Problem statement =>
Go through the records and extract every line with the word "Juli".

Entries taken from a collection
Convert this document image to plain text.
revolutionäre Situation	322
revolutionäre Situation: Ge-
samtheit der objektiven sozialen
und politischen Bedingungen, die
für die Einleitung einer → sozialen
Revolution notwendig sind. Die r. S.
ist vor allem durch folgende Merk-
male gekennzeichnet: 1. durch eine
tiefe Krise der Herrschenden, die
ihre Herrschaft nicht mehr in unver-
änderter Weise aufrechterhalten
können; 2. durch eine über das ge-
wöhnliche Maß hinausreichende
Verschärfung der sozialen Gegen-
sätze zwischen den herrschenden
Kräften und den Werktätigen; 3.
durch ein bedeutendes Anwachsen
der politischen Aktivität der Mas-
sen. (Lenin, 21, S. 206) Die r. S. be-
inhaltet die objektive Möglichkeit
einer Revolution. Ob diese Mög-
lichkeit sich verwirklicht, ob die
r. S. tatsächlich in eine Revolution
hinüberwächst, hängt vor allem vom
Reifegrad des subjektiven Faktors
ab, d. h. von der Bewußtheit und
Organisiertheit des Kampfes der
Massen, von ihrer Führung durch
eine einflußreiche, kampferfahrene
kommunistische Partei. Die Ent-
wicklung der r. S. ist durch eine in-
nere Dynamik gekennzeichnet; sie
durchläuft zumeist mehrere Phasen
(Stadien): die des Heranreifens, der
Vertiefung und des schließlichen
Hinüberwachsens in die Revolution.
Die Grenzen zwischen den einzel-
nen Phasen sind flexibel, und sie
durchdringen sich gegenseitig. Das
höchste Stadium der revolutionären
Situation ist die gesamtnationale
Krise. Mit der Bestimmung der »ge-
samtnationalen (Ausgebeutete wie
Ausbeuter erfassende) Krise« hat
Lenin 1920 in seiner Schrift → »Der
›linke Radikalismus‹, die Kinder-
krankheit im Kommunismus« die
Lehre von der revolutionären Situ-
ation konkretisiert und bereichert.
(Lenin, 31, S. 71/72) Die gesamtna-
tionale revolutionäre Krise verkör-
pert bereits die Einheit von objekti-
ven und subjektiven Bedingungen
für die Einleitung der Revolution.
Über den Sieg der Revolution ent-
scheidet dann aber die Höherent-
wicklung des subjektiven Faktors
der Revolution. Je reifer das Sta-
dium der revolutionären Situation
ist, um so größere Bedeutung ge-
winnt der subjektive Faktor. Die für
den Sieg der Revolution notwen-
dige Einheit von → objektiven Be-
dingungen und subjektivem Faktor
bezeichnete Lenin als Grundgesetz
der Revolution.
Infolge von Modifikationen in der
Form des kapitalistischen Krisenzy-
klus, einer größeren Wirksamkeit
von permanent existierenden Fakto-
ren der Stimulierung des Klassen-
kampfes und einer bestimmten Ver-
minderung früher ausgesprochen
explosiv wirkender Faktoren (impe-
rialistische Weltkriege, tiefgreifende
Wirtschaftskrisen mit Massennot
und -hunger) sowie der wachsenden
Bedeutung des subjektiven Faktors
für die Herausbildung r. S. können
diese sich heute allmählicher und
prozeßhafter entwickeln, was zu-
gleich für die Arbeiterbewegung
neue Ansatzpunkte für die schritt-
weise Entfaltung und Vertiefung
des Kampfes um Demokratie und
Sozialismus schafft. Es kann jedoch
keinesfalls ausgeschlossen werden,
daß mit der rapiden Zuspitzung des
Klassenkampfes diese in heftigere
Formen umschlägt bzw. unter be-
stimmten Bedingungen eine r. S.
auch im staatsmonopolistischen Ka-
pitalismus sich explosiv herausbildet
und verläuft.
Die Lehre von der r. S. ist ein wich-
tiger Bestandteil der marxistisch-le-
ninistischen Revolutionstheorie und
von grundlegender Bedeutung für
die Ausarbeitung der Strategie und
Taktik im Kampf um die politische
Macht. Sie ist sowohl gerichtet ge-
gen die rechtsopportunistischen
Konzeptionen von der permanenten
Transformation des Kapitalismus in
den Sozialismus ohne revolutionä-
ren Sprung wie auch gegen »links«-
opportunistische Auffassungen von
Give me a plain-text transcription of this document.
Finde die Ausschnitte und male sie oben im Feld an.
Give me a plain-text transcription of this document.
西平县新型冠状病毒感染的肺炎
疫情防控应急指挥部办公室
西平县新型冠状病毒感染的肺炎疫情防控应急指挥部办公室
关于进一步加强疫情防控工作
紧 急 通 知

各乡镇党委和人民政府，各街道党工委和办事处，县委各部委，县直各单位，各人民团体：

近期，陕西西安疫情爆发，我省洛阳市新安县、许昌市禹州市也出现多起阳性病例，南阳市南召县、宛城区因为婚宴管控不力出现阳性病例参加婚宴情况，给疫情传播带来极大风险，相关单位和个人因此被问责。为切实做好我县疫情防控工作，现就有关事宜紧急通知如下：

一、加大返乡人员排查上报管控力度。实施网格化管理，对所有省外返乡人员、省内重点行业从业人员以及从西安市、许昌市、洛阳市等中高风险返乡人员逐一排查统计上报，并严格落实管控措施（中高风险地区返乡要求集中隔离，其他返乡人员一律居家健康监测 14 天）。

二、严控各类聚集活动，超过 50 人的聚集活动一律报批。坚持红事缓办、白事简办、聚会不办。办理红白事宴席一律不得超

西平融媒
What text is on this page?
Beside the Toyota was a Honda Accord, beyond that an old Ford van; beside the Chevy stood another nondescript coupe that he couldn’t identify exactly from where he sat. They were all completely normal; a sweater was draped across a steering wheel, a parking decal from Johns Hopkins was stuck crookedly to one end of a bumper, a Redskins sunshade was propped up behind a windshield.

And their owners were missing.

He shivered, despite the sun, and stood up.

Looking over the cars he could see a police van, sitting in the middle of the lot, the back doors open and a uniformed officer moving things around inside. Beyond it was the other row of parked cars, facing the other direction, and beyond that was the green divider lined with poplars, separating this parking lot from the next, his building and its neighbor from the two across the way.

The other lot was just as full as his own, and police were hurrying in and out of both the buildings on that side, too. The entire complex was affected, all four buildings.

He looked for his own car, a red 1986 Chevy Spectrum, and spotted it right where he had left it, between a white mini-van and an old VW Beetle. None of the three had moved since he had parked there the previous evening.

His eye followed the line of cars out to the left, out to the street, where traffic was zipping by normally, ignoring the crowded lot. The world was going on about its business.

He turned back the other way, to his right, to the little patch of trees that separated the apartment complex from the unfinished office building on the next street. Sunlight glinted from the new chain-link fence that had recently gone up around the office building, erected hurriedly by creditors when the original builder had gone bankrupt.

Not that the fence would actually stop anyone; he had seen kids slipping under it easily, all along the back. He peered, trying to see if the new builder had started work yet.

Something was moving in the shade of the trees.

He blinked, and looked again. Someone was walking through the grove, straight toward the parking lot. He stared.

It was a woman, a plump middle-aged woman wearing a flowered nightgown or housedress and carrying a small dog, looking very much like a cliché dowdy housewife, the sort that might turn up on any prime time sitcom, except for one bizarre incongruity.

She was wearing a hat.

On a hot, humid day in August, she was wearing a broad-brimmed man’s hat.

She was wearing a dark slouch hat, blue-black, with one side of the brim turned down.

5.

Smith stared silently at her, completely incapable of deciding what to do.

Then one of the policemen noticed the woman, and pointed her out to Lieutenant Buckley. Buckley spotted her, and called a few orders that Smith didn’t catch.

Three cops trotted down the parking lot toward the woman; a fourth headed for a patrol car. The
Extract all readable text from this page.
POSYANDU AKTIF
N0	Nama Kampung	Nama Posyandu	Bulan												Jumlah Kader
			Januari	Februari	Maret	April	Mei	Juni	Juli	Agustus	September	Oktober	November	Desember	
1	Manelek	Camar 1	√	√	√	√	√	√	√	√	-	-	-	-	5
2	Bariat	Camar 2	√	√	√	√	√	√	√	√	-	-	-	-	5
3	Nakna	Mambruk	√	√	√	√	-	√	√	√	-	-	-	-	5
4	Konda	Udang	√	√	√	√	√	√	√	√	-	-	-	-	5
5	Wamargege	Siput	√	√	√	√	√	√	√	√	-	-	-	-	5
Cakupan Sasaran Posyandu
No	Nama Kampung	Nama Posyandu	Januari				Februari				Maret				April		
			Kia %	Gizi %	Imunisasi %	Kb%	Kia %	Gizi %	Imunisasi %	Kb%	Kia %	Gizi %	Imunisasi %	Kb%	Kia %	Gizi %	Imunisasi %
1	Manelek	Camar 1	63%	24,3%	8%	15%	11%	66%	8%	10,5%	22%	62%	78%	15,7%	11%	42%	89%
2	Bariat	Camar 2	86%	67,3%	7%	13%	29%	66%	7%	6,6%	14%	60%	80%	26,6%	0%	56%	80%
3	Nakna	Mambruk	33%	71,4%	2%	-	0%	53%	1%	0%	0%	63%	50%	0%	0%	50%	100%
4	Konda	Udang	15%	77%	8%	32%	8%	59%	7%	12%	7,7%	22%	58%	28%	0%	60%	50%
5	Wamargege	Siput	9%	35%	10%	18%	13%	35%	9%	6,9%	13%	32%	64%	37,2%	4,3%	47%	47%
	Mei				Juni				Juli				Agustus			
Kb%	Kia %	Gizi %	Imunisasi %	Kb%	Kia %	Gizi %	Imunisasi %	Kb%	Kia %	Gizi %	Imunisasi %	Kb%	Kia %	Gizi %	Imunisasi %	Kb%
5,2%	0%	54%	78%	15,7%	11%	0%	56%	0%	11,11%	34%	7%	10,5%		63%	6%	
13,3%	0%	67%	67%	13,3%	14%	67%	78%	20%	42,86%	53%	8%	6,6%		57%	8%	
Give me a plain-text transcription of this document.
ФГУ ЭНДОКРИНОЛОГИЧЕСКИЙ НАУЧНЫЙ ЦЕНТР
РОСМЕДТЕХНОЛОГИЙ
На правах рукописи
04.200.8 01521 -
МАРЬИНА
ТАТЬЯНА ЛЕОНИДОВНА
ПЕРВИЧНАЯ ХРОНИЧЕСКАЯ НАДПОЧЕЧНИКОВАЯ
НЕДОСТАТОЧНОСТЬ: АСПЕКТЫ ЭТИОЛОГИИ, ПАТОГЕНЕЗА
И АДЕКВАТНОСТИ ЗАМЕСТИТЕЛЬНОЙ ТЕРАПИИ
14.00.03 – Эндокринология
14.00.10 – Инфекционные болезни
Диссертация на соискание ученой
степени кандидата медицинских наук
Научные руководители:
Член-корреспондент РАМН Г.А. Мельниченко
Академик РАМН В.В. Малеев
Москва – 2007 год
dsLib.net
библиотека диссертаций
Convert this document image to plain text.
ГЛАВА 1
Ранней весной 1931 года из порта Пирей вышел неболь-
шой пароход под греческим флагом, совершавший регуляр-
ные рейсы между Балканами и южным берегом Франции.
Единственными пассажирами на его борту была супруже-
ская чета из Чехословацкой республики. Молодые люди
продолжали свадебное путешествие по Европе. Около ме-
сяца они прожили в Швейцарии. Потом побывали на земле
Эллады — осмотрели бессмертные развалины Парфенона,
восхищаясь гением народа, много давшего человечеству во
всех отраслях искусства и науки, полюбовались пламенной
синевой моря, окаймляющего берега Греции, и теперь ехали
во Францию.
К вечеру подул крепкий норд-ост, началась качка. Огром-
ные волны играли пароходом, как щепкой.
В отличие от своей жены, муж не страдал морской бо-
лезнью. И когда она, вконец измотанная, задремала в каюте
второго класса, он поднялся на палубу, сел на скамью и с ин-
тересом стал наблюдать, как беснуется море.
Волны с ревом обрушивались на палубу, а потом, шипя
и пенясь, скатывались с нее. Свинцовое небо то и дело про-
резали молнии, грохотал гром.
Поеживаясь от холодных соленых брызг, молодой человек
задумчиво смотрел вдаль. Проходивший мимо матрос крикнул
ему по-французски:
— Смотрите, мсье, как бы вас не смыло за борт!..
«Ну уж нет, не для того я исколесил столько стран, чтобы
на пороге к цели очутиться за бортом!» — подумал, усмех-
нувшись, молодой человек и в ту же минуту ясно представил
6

Task answer =>
			Januari	Februari	Maret	April	Mei	Juni	Juli	Agustus	September	Oktober	November	Desember	
	Mei				Juni				Juli				Agustus			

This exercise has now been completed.